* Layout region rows
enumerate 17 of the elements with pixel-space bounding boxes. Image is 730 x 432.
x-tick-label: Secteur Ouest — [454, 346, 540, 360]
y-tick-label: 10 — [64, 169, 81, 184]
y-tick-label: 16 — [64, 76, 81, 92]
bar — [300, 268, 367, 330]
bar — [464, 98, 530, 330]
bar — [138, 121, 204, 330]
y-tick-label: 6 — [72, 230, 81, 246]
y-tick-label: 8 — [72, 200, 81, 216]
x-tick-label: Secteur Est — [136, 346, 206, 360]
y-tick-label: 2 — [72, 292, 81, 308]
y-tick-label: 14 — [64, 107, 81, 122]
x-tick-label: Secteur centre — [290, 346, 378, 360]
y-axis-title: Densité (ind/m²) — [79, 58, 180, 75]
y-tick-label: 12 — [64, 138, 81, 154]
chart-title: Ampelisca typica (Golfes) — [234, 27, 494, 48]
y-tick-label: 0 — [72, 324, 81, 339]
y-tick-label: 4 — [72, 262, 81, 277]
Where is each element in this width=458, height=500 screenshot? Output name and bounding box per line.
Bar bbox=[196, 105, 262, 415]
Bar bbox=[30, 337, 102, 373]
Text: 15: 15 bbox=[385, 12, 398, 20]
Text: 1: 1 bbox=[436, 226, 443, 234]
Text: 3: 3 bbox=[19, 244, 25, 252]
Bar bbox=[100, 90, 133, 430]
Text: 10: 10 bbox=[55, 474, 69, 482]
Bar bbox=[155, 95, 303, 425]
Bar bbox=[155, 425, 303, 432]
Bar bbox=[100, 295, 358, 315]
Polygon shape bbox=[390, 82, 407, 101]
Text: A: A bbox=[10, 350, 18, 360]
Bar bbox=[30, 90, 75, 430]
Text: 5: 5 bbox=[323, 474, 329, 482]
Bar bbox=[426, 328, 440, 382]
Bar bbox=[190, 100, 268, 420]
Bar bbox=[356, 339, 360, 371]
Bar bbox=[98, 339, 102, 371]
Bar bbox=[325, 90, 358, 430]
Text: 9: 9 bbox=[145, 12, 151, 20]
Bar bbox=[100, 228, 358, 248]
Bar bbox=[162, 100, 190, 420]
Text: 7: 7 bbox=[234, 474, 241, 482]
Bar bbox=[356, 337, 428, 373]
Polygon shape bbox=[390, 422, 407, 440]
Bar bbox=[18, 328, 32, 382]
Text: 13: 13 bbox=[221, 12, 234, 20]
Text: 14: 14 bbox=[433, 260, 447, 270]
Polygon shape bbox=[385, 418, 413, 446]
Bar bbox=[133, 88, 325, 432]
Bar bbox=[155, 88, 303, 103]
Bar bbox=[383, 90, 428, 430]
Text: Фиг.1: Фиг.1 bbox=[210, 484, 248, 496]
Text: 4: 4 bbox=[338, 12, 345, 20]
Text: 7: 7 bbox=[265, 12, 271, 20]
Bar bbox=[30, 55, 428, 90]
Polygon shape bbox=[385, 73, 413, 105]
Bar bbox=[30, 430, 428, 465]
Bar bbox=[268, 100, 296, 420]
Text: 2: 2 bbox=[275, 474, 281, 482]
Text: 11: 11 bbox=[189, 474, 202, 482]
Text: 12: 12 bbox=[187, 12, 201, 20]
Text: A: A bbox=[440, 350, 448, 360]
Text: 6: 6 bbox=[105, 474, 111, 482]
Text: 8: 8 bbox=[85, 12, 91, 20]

* Problem to solve
Reproduce all of the rows above word for word, keeping every line in the same order.

* Output for this task
enumerate 17 of the elements with pixel-space bounding boxes. Image is 730 x 432.
x-tick-label: Secteur Ouest — [454, 346, 540, 360]
y-tick-label: 10 — [64, 169, 81, 184]
y-tick-label: 16 — [64, 76, 81, 92]
bar — [300, 268, 367, 330]
bar — [464, 98, 530, 330]
bar — [138, 121, 204, 330]
y-tick-label: 6 — [72, 230, 81, 246]
y-tick-label: 8 — [72, 200, 81, 216]
x-tick-label: Secteur Est — [136, 346, 206, 360]
y-tick-label: 2 — [72, 292, 81, 308]
y-tick-label: 14 — [64, 107, 81, 122]
x-tick-label: Secteur centre — [290, 346, 378, 360]
y-axis-title: Densité (ind/m²) — [79, 58, 180, 75]
y-tick-label: 12 — [64, 138, 81, 154]
chart-title: Ampelisca typica (Golfes) — [234, 27, 494, 48]
y-tick-label: 0 — [72, 324, 81, 339]
y-tick-label: 4 — [72, 262, 81, 277]
Where is each element in this width=458, height=500 screenshot? Output name and bounding box per line.
Bar bbox=[196, 105, 262, 415]
Bar bbox=[30, 337, 102, 373]
Text: 15: 15 bbox=[385, 12, 398, 20]
Text: 1: 1 bbox=[436, 226, 443, 234]
Text: 3: 3 bbox=[19, 244, 25, 252]
Bar bbox=[100, 90, 133, 430]
Text: 10: 10 bbox=[55, 474, 69, 482]
Bar bbox=[155, 95, 303, 425]
Bar bbox=[155, 425, 303, 432]
Bar bbox=[100, 295, 358, 315]
Polygon shape bbox=[390, 82, 407, 101]
Text: A: A bbox=[10, 350, 18, 360]
Bar bbox=[30, 90, 75, 430]
Text: 5: 5 bbox=[323, 474, 329, 482]
Bar bbox=[426, 328, 440, 382]
Bar bbox=[190, 100, 268, 420]
Bar bbox=[356, 339, 360, 371]
Bar bbox=[98, 339, 102, 371]
Bar bbox=[325, 90, 358, 430]
Text: 9: 9 bbox=[145, 12, 151, 20]
Bar bbox=[100, 228, 358, 248]
Bar bbox=[162, 100, 190, 420]
Text: 7: 7 bbox=[234, 474, 241, 482]
Bar bbox=[356, 337, 428, 373]
Polygon shape bbox=[390, 422, 407, 440]
Bar bbox=[18, 328, 32, 382]
Text: 13: 13 bbox=[221, 12, 234, 20]
Text: 14: 14 bbox=[433, 260, 447, 270]
Polygon shape bbox=[385, 418, 413, 446]
Bar bbox=[133, 88, 325, 432]
Bar bbox=[155, 88, 303, 103]
Bar bbox=[383, 90, 428, 430]
Text: Фиг.1: Фиг.1 bbox=[210, 484, 248, 496]
Text: 4: 4 bbox=[338, 12, 345, 20]
Text: 7: 7 bbox=[265, 12, 271, 20]
Bar bbox=[30, 55, 428, 90]
Polygon shape bbox=[385, 73, 413, 105]
Bar bbox=[30, 430, 428, 465]
Bar bbox=[268, 100, 296, 420]
Text: 2: 2 bbox=[275, 474, 281, 482]
Text: 11: 11 bbox=[189, 474, 202, 482]
Text: 12: 12 bbox=[187, 12, 201, 20]
Text: A: A bbox=[440, 350, 448, 360]
Text: 6: 6 bbox=[105, 474, 111, 482]
Text: 8: 8 bbox=[85, 12, 91, 20]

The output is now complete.